Search the records below for the word "Castilla". Pull out each line that has it.

### Given records
+-------+

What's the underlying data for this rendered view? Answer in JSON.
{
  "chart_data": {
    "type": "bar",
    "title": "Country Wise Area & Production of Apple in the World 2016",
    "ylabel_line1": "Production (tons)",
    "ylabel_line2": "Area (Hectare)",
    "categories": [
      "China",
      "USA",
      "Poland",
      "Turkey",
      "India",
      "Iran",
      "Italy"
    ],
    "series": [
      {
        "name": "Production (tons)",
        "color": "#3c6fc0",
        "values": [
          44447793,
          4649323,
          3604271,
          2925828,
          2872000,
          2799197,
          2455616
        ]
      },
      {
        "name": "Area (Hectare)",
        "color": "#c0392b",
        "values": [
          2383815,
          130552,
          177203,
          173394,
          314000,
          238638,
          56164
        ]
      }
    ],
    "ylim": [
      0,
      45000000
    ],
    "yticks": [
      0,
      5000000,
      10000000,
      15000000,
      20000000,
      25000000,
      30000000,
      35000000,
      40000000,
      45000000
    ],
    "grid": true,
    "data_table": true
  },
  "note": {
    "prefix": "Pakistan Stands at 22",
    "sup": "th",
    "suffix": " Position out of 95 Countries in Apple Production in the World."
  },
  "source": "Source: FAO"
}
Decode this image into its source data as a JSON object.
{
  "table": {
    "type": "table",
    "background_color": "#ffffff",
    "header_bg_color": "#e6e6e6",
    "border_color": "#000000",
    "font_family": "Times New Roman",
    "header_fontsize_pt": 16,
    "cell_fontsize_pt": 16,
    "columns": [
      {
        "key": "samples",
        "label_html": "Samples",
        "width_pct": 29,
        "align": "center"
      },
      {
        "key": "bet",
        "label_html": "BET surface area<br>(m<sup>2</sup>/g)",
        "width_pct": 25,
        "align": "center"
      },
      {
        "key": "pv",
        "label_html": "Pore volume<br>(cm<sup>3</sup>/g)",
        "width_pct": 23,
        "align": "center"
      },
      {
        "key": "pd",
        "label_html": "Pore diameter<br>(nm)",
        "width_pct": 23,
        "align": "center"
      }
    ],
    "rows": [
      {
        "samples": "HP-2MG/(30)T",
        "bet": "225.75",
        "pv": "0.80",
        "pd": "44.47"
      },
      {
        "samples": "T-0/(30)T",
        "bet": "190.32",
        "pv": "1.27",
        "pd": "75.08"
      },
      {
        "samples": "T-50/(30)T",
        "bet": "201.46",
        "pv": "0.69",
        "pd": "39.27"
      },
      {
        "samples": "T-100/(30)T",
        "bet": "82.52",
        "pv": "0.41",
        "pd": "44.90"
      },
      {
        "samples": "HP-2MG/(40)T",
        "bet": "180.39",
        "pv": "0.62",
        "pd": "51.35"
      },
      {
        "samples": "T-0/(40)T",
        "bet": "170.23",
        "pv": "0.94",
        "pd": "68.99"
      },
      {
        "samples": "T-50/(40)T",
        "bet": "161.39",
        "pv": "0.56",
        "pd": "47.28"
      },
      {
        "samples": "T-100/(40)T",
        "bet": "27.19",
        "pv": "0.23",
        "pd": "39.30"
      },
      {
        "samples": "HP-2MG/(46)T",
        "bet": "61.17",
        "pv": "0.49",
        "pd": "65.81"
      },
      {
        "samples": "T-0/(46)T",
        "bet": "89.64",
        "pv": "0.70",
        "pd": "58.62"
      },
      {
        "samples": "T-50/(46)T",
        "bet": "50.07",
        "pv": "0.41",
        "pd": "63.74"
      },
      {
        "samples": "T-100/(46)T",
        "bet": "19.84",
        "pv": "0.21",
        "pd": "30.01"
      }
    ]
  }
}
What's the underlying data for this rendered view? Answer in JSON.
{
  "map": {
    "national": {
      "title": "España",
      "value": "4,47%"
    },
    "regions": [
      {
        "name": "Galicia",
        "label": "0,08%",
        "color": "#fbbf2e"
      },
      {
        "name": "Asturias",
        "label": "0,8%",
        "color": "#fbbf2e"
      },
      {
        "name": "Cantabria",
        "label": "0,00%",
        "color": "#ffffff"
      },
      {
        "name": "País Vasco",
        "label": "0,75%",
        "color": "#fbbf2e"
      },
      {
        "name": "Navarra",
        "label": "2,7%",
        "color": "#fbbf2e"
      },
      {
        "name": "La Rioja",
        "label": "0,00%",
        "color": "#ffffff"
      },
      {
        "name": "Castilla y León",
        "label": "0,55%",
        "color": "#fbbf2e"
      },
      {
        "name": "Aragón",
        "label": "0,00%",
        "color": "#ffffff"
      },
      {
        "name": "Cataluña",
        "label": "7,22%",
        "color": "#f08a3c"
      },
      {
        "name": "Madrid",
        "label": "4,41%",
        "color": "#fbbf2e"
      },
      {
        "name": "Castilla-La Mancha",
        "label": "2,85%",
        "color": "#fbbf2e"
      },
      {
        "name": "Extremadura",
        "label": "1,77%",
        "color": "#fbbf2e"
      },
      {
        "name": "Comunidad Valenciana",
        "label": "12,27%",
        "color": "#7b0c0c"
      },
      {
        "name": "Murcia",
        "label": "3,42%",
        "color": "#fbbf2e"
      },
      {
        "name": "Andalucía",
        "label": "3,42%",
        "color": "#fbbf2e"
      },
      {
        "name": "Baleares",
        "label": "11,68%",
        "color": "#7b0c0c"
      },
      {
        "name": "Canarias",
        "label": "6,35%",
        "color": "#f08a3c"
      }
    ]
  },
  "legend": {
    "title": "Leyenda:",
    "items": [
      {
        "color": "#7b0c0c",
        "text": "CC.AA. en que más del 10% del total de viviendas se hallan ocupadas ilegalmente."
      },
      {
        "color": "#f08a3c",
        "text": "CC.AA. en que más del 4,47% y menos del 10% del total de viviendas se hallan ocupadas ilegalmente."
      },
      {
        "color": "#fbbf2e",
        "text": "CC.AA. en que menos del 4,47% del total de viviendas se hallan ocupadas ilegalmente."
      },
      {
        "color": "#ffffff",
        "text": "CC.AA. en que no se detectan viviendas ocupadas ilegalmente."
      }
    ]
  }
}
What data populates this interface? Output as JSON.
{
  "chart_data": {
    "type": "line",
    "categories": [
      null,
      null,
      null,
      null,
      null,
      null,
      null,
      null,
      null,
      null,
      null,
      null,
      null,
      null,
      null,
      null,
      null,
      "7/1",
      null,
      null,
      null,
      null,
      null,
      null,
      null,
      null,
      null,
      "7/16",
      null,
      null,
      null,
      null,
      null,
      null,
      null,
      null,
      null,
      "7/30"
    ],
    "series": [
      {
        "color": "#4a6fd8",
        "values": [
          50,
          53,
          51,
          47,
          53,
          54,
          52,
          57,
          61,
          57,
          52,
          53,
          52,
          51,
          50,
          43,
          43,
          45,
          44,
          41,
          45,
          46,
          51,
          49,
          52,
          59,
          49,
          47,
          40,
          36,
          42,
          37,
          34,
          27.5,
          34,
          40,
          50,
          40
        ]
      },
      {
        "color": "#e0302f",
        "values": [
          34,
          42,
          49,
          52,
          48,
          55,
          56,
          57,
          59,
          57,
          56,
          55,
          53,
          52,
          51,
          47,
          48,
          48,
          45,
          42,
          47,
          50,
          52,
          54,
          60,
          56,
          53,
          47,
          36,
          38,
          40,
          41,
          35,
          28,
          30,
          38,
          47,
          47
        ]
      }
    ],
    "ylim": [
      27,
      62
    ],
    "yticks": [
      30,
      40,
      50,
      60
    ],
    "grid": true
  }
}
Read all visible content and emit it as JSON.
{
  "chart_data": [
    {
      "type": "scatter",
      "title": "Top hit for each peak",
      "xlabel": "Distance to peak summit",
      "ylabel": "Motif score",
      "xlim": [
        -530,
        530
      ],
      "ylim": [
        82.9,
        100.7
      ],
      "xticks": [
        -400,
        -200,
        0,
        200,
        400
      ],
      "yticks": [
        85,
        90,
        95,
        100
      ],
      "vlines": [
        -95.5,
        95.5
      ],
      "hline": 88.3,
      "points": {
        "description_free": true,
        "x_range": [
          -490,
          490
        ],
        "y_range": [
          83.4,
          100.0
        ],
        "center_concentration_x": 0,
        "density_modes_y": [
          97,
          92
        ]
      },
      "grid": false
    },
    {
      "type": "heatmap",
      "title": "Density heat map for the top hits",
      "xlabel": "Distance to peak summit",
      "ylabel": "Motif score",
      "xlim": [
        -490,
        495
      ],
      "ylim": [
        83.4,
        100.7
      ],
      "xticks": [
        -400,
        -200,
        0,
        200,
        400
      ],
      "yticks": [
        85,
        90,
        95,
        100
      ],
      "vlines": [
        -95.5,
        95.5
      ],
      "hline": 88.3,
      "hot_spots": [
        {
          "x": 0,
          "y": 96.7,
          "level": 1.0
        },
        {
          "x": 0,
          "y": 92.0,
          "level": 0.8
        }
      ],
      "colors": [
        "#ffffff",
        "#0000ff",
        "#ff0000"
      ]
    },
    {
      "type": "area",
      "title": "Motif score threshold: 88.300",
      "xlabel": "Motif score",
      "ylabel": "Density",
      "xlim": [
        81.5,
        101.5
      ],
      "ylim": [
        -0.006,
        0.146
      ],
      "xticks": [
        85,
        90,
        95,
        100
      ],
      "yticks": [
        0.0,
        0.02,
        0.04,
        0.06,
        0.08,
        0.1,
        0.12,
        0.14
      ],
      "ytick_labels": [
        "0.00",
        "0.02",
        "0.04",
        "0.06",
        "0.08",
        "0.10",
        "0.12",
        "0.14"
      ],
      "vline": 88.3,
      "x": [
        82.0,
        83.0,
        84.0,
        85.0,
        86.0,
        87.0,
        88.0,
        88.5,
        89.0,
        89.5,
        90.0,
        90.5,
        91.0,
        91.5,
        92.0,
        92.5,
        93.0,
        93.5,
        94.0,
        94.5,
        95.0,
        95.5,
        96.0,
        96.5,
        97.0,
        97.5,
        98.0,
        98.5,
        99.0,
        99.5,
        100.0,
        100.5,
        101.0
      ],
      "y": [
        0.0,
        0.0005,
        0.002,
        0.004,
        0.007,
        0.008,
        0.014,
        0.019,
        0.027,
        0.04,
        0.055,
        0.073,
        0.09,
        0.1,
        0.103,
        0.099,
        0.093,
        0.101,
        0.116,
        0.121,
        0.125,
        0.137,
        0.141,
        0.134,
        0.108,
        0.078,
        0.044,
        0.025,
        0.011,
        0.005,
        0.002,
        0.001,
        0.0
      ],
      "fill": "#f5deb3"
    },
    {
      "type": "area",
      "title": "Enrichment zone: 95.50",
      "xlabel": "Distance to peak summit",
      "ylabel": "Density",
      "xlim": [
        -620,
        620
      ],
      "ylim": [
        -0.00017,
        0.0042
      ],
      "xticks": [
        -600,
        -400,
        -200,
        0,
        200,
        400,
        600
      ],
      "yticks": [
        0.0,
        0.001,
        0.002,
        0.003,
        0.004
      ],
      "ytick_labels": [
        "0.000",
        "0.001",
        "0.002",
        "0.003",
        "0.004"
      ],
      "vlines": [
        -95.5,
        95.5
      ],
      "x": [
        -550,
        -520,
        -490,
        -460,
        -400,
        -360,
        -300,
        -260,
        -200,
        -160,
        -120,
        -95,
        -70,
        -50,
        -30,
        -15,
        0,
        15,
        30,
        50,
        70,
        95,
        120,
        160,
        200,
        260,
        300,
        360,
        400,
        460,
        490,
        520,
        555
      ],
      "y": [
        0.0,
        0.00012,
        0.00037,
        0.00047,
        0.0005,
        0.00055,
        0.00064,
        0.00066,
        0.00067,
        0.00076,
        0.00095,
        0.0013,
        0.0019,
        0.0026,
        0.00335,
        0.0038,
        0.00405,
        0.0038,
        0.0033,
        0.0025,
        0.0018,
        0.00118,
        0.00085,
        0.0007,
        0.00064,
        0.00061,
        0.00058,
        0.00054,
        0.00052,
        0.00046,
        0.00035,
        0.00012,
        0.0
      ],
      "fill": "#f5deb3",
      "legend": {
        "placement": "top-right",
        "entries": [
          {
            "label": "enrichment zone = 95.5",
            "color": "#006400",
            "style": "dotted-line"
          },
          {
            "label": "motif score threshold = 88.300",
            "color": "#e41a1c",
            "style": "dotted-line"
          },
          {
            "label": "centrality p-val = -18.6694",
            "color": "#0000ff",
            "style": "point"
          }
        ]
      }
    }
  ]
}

+-------+

### Response
        "name": "Castilla y León",
        "name": "Castilla-La Mancha",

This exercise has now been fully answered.